> Exercise data
◆ ◆ ◆ ◆ ◆
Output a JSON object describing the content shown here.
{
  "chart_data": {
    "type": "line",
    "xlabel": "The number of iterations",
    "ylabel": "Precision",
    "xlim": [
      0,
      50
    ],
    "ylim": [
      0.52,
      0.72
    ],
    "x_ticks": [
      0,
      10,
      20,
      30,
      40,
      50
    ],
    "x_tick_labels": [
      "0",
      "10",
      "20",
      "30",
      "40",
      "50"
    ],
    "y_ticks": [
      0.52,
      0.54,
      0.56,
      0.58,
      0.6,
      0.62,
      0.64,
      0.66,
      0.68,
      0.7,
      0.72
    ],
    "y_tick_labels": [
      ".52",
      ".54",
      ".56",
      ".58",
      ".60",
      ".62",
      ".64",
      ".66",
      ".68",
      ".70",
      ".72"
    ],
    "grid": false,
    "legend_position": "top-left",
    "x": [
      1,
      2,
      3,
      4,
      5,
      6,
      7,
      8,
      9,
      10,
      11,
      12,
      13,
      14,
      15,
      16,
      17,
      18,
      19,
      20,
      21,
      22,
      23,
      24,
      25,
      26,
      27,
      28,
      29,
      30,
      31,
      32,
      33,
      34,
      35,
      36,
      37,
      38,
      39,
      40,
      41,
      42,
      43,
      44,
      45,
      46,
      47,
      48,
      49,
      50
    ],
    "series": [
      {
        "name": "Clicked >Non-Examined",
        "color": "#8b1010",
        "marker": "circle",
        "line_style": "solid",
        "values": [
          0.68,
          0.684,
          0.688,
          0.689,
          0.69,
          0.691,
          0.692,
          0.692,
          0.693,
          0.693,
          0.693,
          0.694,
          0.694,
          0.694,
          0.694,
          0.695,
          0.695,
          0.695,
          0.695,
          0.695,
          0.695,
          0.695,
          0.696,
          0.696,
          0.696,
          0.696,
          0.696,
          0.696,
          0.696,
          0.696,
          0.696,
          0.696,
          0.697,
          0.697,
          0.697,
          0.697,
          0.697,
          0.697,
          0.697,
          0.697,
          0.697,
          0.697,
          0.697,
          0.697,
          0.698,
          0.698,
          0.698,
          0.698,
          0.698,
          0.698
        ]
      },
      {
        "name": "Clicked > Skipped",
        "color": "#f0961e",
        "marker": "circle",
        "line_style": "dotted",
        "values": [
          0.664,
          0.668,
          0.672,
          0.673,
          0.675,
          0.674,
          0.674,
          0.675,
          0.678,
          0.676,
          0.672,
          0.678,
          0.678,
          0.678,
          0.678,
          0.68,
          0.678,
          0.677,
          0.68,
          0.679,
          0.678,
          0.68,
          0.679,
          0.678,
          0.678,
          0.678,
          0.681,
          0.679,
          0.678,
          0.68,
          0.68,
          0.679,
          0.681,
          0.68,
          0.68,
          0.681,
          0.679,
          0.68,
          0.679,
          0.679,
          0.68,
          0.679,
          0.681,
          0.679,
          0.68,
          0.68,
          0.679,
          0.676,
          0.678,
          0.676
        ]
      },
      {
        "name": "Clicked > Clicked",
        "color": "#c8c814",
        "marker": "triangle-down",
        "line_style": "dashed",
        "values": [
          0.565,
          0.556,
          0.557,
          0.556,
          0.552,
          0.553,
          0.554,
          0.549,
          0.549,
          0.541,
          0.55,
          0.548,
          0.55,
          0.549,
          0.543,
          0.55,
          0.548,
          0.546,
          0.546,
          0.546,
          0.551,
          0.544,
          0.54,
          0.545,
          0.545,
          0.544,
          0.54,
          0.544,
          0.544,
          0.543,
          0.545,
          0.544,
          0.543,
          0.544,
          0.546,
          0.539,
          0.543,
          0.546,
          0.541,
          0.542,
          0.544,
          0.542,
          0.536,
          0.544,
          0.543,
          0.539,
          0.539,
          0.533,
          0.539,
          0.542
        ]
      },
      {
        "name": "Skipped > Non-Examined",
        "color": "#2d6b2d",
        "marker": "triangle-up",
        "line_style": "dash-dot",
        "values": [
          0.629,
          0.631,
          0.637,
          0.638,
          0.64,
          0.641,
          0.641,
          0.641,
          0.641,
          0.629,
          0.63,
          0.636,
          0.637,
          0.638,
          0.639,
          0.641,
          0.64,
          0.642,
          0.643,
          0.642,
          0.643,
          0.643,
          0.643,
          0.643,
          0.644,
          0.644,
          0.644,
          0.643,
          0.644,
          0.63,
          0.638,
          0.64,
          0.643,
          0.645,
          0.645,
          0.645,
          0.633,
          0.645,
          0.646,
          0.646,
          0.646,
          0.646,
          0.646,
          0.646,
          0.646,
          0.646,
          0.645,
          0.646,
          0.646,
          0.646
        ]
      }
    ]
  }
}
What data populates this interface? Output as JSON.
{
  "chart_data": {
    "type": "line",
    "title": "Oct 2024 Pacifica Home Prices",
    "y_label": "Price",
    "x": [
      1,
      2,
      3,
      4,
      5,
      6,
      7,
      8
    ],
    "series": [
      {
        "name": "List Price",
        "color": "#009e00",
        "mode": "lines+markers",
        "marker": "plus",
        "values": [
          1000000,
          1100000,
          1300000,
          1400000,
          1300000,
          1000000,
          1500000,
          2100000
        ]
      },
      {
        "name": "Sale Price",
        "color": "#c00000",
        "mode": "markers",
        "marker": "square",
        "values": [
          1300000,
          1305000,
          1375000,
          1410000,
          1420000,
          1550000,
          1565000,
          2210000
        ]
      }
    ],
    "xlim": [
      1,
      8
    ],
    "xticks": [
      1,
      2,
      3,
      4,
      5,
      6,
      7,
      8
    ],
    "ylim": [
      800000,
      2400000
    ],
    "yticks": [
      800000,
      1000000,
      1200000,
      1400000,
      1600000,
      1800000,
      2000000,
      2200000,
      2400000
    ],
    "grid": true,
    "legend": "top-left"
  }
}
◆ ◆ ◆ ◆ ◆
> Work to complete
Type out the material again exactly as presented.

> Task response
Output a JSON object describing the content shown here.
{
  "chart_data": {
    "type": "line",
    "xlabel": "The number of iterations",
    "ylabel": "Precision",
    "xlim": [
      0,
      50
    ],
    "ylim": [
      0.52,
      0.72
    ],
    "x_ticks": [
      0,
      10,
      20,
      30,
      40,
      50
    ],
    "x_tick_labels": [
      "0",
      "10",
      "20",
      "30",
      "40",
      "50"
    ],
    "y_ticks": [
      0.52,
      0.54,
      0.56,
      0.58,
      0.6,
      0.62,
      0.64,
      0.66,
      0.68,
      0.7,
      0.72
    ],
    "y_tick_labels": [
      ".52",
      ".54",
      ".56",
      ".58",
      ".60",
      ".62",
      ".64",
      ".66",
      ".68",
      ".70",
      ".72"
    ],
    "grid": false,
    "legend_position": "top-left",
    "x": [
      1,
      2,
      3,
      4,
      5,
      6,
      7,
      8,
      9,
      10,
      11,
      12,
      13,
      14,
      15,
      16,
      17,
      18,
      19,
      20,
      21,
      22,
      23,
      24,
      25,
      26,
      27,
      28,
      29,
      30,
      31,
      32,
      33,
      34,
      35,
      36,
      37,
      38,
      39,
      40,
      41,
      42,
      43,
      44,
      45,
      46,
      47,
      48,
      49,
      50
    ],
    "series": [
      {
        "name": "Clicked >Non-Examined",
        "color": "#8b1010",
        "marker": "circle",
        "line_style": "solid",
        "values": [
          0.68,
          0.684,
          0.688,
          0.689,
          0.69,
          0.691,
          0.692,
          0.692,
          0.693,
          0.693,
          0.693,
          0.694,
          0.694,
          0.694,
          0.694,
          0.695,
          0.695,
          0.695,
          0.695,
          0.695,
          0.695,
          0.695,
          0.696,
          0.696,
          0.696,
          0.696,
          0.696,
          0.696,
          0.696,
          0.696,
          0.696,
          0.696,
          0.697,
          0.697,
          0.697,
          0.697,
          0.697,
          0.697,
          0.697,
          0.697,
          0.697,
          0.697,
          0.697,
          0.697,
          0.698,
          0.698,
          0.698,
          0.698,
          0.698,
          0.698
        ]
      },
      {
        "name": "Clicked > Skipped",
        "color": "#f0961e",
        "marker": "circle",
        "line_style": "dotted",
        "values": [
          0.664,
          0.668,
          0.672,
          0.673,
          0.675,
          0.674,
          0.674,
          0.675,
          0.678,
          0.676,
          0.672,
          0.678,
          0.678,
          0.678,
          0.678,
          0.68,
          0.678,
          0.677,
          0.68,
          0.679,
          0.678,
          0.68,
          0.679,
          0.678,
          0.678,
          0.678,
          0.681,
          0.679,
          0.678,
          0.68,
          0.68,
          0.679,
          0.681,
          0.68,
          0.68,
          0.681,
          0.679,
          0.68,
          0.679,
          0.679,
          0.68,
          0.679,
          0.681,
          0.679,
          0.68,
          0.68,
          0.679,
          0.676,
          0.678,
          0.676
        ]
      },
      {
        "name": "Clicked > Clicked",
        "color": "#c8c814",
        "marker": "triangle-down",
        "line_style": "dashed",
        "values": [
          0.565,
          0.556,
          0.557,
          0.556,
          0.552,
          0.553,
          0.554,
          0.549,
          0.549,
          0.541,
          0.55,
          0.548,
          0.55,
          0.549,
          0.543,
          0.55,
          0.548,
          0.546,
          0.546,
          0.546,
          0.551,
          0.544,
          0.54,
          0.545,
          0.545,
          0.544,
          0.54,
          0.544,
          0.544,
          0.543,
          0.545,
          0.544,
          0.543,
          0.544,
          0.546,
          0.539,
          0.543,
          0.546,
          0.541,
          0.542,
          0.544,
          0.542,
          0.536,
          0.544,
          0.543,
          0.539,
          0.539,
          0.533,
          0.539,
          0.542
        ]
      },
      {
        "name": "Skipped > Non-Examined",
        "color": "#2d6b2d",
        "marker": "triangle-up",
        "line_style": "dash-dot",
        "values": [
          0.629,
          0.631,
          0.637,
          0.638,
          0.64,
          0.641,
          0.641,
          0.641,
          0.641,
          0.629,
          0.63,
          0.636,
          0.637,
          0.638,
          0.639,
          0.641,
          0.64,
          0.642,
          0.643,
          0.642,
          0.643,
          0.643,
          0.643,
          0.643,
          0.644,
          0.644,
          0.644,
          0.643,
          0.644,
          0.63,
          0.638,
          0.64,
          0.643,
          0.645,
          0.645,
          0.645,
          0.633,
          0.645,
          0.646,
          0.646,
          0.646,
          0.646,
          0.646,
          0.646,
          0.646,
          0.646,
          0.645,
          0.646,
          0.646,
          0.646
        ]
      }
    ]
  }
}
What data populates this interface? Output as JSON.
{
  "chart_data": {
    "type": "line",
    "title": "Oct 2024 Pacifica Home Prices",
    "y_label": "Price",
    "x": [
      1,
      2,
      3,
      4,
      5,
      6,
      7,
      8
    ],
    "series": [
      {
        "name": "List Price",
        "color": "#009e00",
        "mode": "lines+markers",
        "marker": "plus",
        "values": [
          1000000,
          1100000,
          1300000,
          1400000,
          1300000,
          1000000,
          1500000,
          2100000
        ]
      },
      {
        "name": "Sale Price",
        "color": "#c00000",
        "mode": "markers",
        "marker": "square",
        "values": [
          1300000,
          1305000,
          1375000,
          1410000,
          1420000,
          1550000,
          1565000,
          2210000
        ]
      }
    ],
    "xlim": [
      1,
      8
    ],
    "xticks": [
      1,
      2,
      3,
      4,
      5,
      6,
      7,
      8
    ],
    "ylim": [
      800000,
      2400000
    ],
    "yticks": [
      800000,
      1000000,
      1200000,
      1400000,
      1600000,
      1800000,
      2000000,
      2200000,
      2400000
    ],
    "grid": true,
    "legend": "top-left"
  }
}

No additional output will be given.